* BEGIN STORED DATA *

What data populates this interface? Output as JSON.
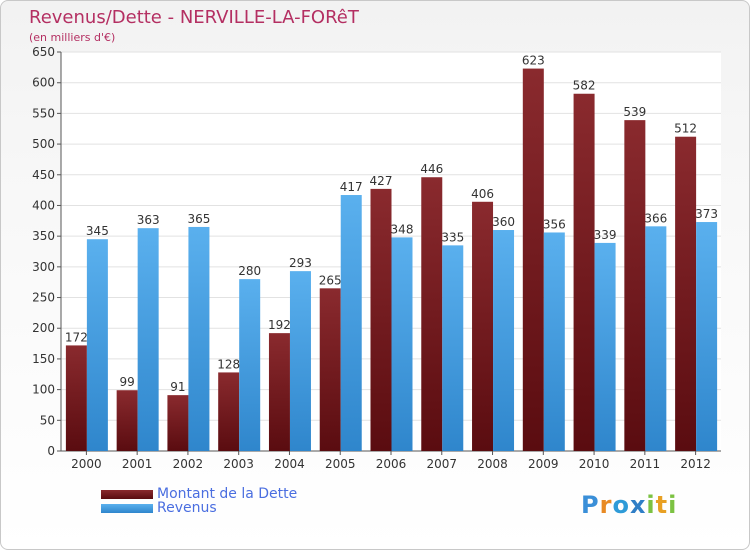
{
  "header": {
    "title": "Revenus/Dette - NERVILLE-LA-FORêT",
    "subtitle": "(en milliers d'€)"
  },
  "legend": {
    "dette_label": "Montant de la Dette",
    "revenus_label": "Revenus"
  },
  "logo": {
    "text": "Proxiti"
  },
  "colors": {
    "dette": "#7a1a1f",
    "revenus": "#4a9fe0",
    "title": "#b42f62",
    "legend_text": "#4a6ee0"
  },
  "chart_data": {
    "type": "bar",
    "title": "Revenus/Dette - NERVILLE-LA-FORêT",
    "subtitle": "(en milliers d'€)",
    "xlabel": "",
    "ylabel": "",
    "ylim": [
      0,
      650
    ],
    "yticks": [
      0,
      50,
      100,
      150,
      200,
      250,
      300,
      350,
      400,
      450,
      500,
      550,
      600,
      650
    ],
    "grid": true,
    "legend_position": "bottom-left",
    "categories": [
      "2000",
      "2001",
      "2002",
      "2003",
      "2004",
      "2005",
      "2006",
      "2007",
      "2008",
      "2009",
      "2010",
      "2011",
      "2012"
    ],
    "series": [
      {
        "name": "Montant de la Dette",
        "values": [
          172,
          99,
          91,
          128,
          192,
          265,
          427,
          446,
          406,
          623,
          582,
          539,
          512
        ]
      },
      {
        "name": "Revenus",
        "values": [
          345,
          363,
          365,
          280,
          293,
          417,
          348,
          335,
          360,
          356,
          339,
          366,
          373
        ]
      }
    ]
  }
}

* END STORED DATA *
* BEGIN STORED DATA *

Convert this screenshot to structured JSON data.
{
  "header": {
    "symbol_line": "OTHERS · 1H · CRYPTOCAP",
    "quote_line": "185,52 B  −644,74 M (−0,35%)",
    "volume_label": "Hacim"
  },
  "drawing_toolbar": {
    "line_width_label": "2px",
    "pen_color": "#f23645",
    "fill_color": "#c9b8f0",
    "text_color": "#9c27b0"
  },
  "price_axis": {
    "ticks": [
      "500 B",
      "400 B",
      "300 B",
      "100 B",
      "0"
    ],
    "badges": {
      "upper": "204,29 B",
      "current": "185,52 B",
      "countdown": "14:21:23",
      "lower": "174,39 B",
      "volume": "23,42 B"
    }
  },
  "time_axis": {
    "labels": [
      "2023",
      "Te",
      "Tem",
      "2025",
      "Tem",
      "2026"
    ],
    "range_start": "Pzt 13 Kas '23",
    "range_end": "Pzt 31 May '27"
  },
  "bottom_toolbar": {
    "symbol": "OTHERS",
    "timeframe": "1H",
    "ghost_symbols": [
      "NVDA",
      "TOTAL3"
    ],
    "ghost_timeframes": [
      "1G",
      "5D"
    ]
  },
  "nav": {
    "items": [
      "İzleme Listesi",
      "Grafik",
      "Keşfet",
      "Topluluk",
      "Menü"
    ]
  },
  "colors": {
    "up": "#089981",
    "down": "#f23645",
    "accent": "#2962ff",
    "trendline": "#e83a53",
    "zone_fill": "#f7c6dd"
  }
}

* END STORED DATA *

SET TASK: What is the number of lines in the records that contain the string "OTHERS"? Give only that number.

ANSWER TO THE PROBLEM: 2